Required work:
Provide the data again in its entirety, exactly as given.

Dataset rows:

# # # # #

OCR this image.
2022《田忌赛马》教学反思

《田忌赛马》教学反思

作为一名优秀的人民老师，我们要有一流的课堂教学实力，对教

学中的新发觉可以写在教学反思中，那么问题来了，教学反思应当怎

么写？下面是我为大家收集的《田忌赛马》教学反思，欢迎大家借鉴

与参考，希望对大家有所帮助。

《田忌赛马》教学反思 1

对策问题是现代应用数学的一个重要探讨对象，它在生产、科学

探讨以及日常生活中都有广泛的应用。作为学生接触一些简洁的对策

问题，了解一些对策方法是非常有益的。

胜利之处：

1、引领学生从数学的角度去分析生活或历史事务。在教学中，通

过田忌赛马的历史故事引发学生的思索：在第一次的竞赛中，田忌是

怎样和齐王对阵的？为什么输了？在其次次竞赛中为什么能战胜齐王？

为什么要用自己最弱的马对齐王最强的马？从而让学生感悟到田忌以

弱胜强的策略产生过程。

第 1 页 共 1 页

# # # # #

Solution below:
OCR this image.
2022《田忌赛马》教学反思

《田忌赛马》教学反思

作为一名优秀的人民老师，我们要有一流的课堂教学实力，对教

学中的新发觉可以写在教学反思中，那么问题来了，教学反思应当怎

么写？下面是我为大家收集的《田忌赛马》教学反思，欢迎大家借鉴

与参考，希望对大家有所帮助。

《田忌赛马》教学反思 1

对策问题是现代应用数学的一个重要探讨对象，它在生产、科学

探讨以及日常生活中都有广泛的应用。作为学生接触一些简洁的对策

问题，了解一些对策方法是非常有益的。

胜利之处：

1、引领学生从数学的角度去分析生活或历史事务。在教学中，通

过田忌赛马的历史故事引发学生的思索：在第一次的竞赛中，田忌是

怎样和齐王对阵的？为什么输了？在其次次竞赛中为什么能战胜齐王？

为什么要用自己最弱的马对齐王最强的马？从而让学生感悟到田忌以

弱胜强的策略产生过程。

第 1 页 共 1 页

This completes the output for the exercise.